> **DATASET ENTRIES**:
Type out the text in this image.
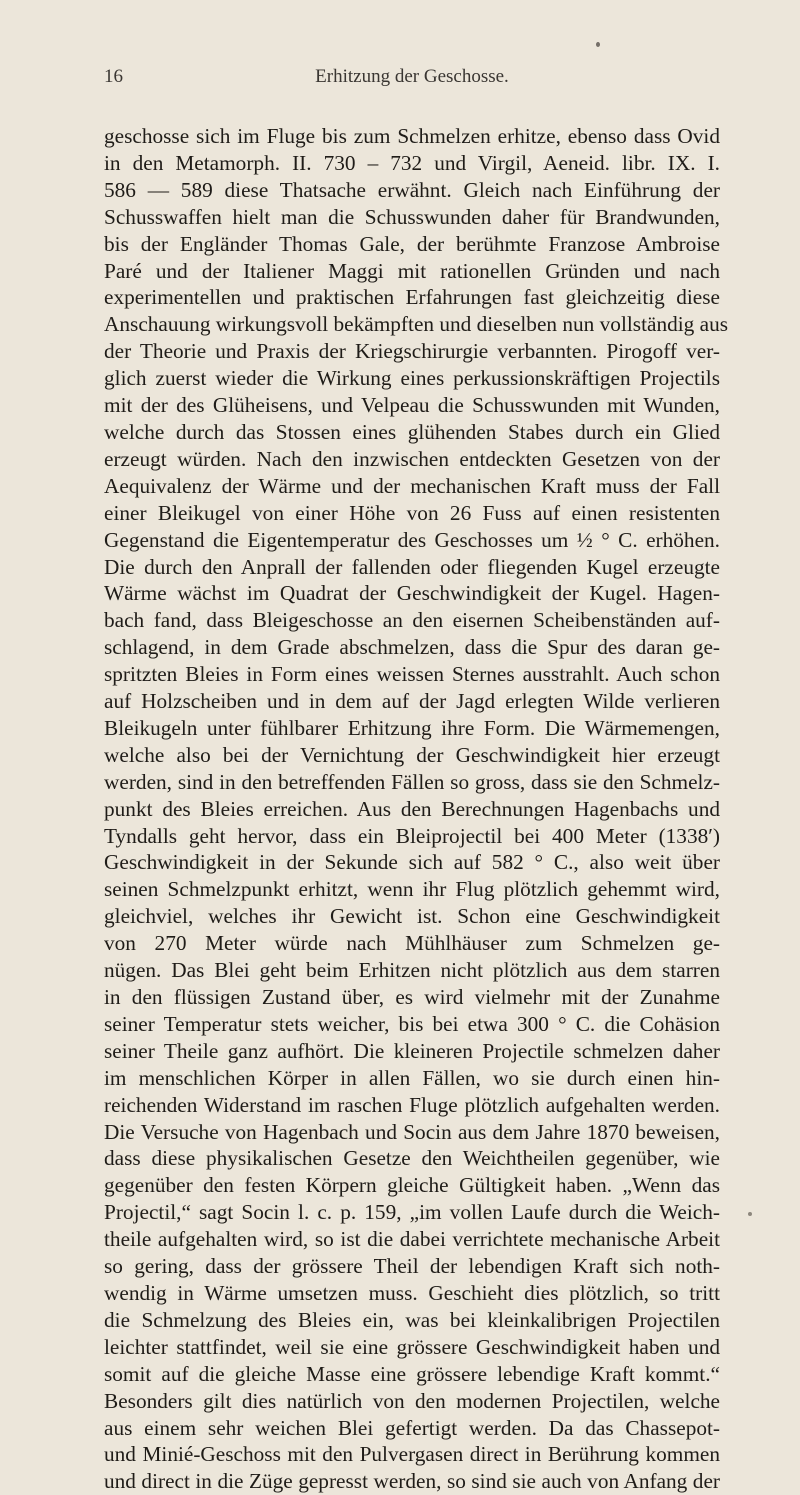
16	Erhitzung der Geschosse.
geschosse sich im Fluge bis zum Schmelzen erhitze, ebenso dass Ovid
in den Metamorph. II. 730 – 732 und Virgil, Aeneid. libr. IX. I.
586 — 589 diese Thatsache erwähnt. Gleich nach Einführung der
Schusswaffen hielt man die Schusswunden daher für Brandwunden,
bis der Engländer Thomas Gale, der berühmte Franzose Ambroise
Paré und der Italiener Maggi mit rationellen Gründen und nach
experimentellen und praktischen Erfahrungen fast gleichzeitig diese
Anschauung wirkungsvoll bekämpften und dieselben nun vollständig aus
der Theorie und Praxis der Kriegschirurgie verbannten. Pirogoff ver-
glich zuerst wieder die Wirkung eines perkussionskräftigen Projectils
mit der des Glüheisens, und Velpeau die Schusswunden mit Wunden,
welche durch das Stossen eines glühenden Stabes durch ein Glied
erzeugt würden. Nach den inzwischen entdeckten Gesetzen von der
Aequivalenz der Wärme und der mechanischen Kraft muss der Fall
einer Bleikugel von einer Höhe von 26 Fuss auf einen resistenten
Gegenstand die Eigentemperatur des Geschosses um ½ ° C. erhöhen.
Die durch den Anprall der fallenden oder fliegenden Kugel erzeugte
Wärme wächst im Quadrat der Geschwindigkeit der Kugel. Hagen-
bach fand, dass Bleigeschosse an den eisernen Scheibenständen auf-
schlagend, in dem Grade abschmelzen, dass die Spur des daran ge-
spritzten Bleies in Form eines weissen Sternes ausstrahlt. Auch schon
auf Holzscheiben und in dem auf der Jagd erlegten Wilde verlieren
Bleikugeln unter fühlbarer Erhitzung ihre Form. Die Wärmemengen,
welche also bei der Vernichtung der Geschwindigkeit hier erzeugt
werden, sind in den betreffenden Fällen so gross, dass sie den Schmelz-
punkt des Bleies erreichen. Aus den Berechnungen Hagenbachs und
Tyndalls geht hervor, dass ein Bleiprojectil bei 400 Meter (1338′)
Geschwindigkeit in der Sekunde sich auf 582 ° C., also weit über
seinen Schmelzpunkt erhitzt, wenn ihr Flug plötzlich gehemmt wird,
gleichviel, welches ihr Gewicht ist. Schon eine Geschwindigkeit
von 270 Meter würde nach Mühlhäuser zum Schmelzen ge-
nügen. Das Blei geht beim Erhitzen nicht plötzlich aus dem starren
in den flüssigen Zustand über, es wird vielmehr mit der Zunahme
seiner Temperatur stets weicher, bis bei etwa 300 ° C. die Cohäsion
seiner Theile ganz aufhört. Die kleineren Projectile schmelzen daher
im menschlichen Körper in allen Fällen, wo sie durch einen hin-
reichenden Widerstand im raschen Fluge plötzlich aufgehalten werden.
Die Versuche von Hagenbach und Socin aus dem Jahre 1870 beweisen,
dass diese physikalischen Gesetze den Weichtheilen gegenüber, wie
gegenüber den festen Körpern gleiche Gültigkeit haben. „Wenn das
Projectil,“ sagt Socin l. c. p. 159, „im vollen Laufe durch die Weich-
theile aufgehalten wird, so ist die dabei verrichtete mechanische Arbeit
so gering, dass der grössere Theil der lebendigen Kraft sich noth-
wendig in Wärme umsetzen muss. Geschieht dies plötzlich, so tritt
die Schmelzung des Bleies ein, was bei kleinkalibrigen Projectilen
leichter stattfindet, weil sie eine grössere Geschwindigkeit haben und
somit auf die gleiche Masse eine grössere lebendige Kraft kommt.“
Besonders gilt dies natürlich von den modernen Projectilen, welche
aus einem sehr weichen Blei gefertigt werden. Da das Chassepot-
und Minié-Geschoss mit den Pulvergasen direct in Berührung kommen
und direct in die Züge gepresst werden, so sind sie auch von Anfang der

> **GIVEN INSTRUCTION**:
Restate the whole of the material word for word without the pictures.

> **ANSWER FOR THE TASK**:
Type out the text in this image.
16	Erhitzung der Geschosse.
geschosse sich im Fluge bis zum Schmelzen erhitze, ebenso dass Ovid
in den Metamorph. II. 730 – 732 und Virgil, Aeneid. libr. IX. I.
586 — 589 diese Thatsache erwähnt. Gleich nach Einführung der
Schusswaffen hielt man die Schusswunden daher für Brandwunden,
bis der Engländer Thomas Gale, der berühmte Franzose Ambroise
Paré und der Italiener Maggi mit rationellen Gründen und nach
experimentellen und praktischen Erfahrungen fast gleichzeitig diese
Anschauung wirkungsvoll bekämpften und dieselben nun vollständig aus
der Theorie und Praxis der Kriegschirurgie verbannten. Pirogoff ver-
glich zuerst wieder die Wirkung eines perkussionskräftigen Projectils
mit der des Glüheisens, und Velpeau die Schusswunden mit Wunden,
welche durch das Stossen eines glühenden Stabes durch ein Glied
erzeugt würden. Nach den inzwischen entdeckten Gesetzen von der
Aequivalenz der Wärme und der mechanischen Kraft muss der Fall
einer Bleikugel von einer Höhe von 26 Fuss auf einen resistenten
Gegenstand die Eigentemperatur des Geschosses um ½ ° C. erhöhen.
Die durch den Anprall der fallenden oder fliegenden Kugel erzeugte
Wärme wächst im Quadrat der Geschwindigkeit der Kugel. Hagen-
bach fand, dass Bleigeschosse an den eisernen Scheibenständen auf-
schlagend, in dem Grade abschmelzen, dass die Spur des daran ge-
spritzten Bleies in Form eines weissen Sternes ausstrahlt. Auch schon
auf Holzscheiben und in dem auf der Jagd erlegten Wilde verlieren
Bleikugeln unter fühlbarer Erhitzung ihre Form. Die Wärmemengen,
welche also bei der Vernichtung der Geschwindigkeit hier erzeugt
werden, sind in den betreffenden Fällen so gross, dass sie den Schmelz-
punkt des Bleies erreichen. Aus den Berechnungen Hagenbachs und
Tyndalls geht hervor, dass ein Bleiprojectil bei 400 Meter (1338′)
Geschwindigkeit in der Sekunde sich auf 582 ° C., also weit über
seinen Schmelzpunkt erhitzt, wenn ihr Flug plötzlich gehemmt wird,
gleichviel, welches ihr Gewicht ist. Schon eine Geschwindigkeit
von 270 Meter würde nach Mühlhäuser zum Schmelzen ge-
nügen. Das Blei geht beim Erhitzen nicht plötzlich aus dem starren
in den flüssigen Zustand über, es wird vielmehr mit der Zunahme
seiner Temperatur stets weicher, bis bei etwa 300 ° C. die Cohäsion
seiner Theile ganz aufhört. Die kleineren Projectile schmelzen daher
im menschlichen Körper in allen Fällen, wo sie durch einen hin-
reichenden Widerstand im raschen Fluge plötzlich aufgehalten werden.
Die Versuche von Hagenbach und Socin aus dem Jahre 1870 beweisen,
dass diese physikalischen Gesetze den Weichtheilen gegenüber, wie
gegenüber den festen Körpern gleiche Gültigkeit haben. „Wenn das
Projectil,“ sagt Socin l. c. p. 159, „im vollen Laufe durch die Weich-
theile aufgehalten wird, so ist die dabei verrichtete mechanische Arbeit
so gering, dass der grössere Theil der lebendigen Kraft sich noth-
wendig in Wärme umsetzen muss. Geschieht dies plötzlich, so tritt
die Schmelzung des Bleies ein, was bei kleinkalibrigen Projectilen
leichter stattfindet, weil sie eine grössere Geschwindigkeit haben und
somit auf die gleiche Masse eine grössere lebendige Kraft kommt.“
Besonders gilt dies natürlich von den modernen Projectilen, welche
aus einem sehr weichen Blei gefertigt werden. Da das Chassepot-
und Minié-Geschoss mit den Pulvergasen direct in Berührung kommen
und direct in die Züge gepresst werden, so sind sie auch von Anfang der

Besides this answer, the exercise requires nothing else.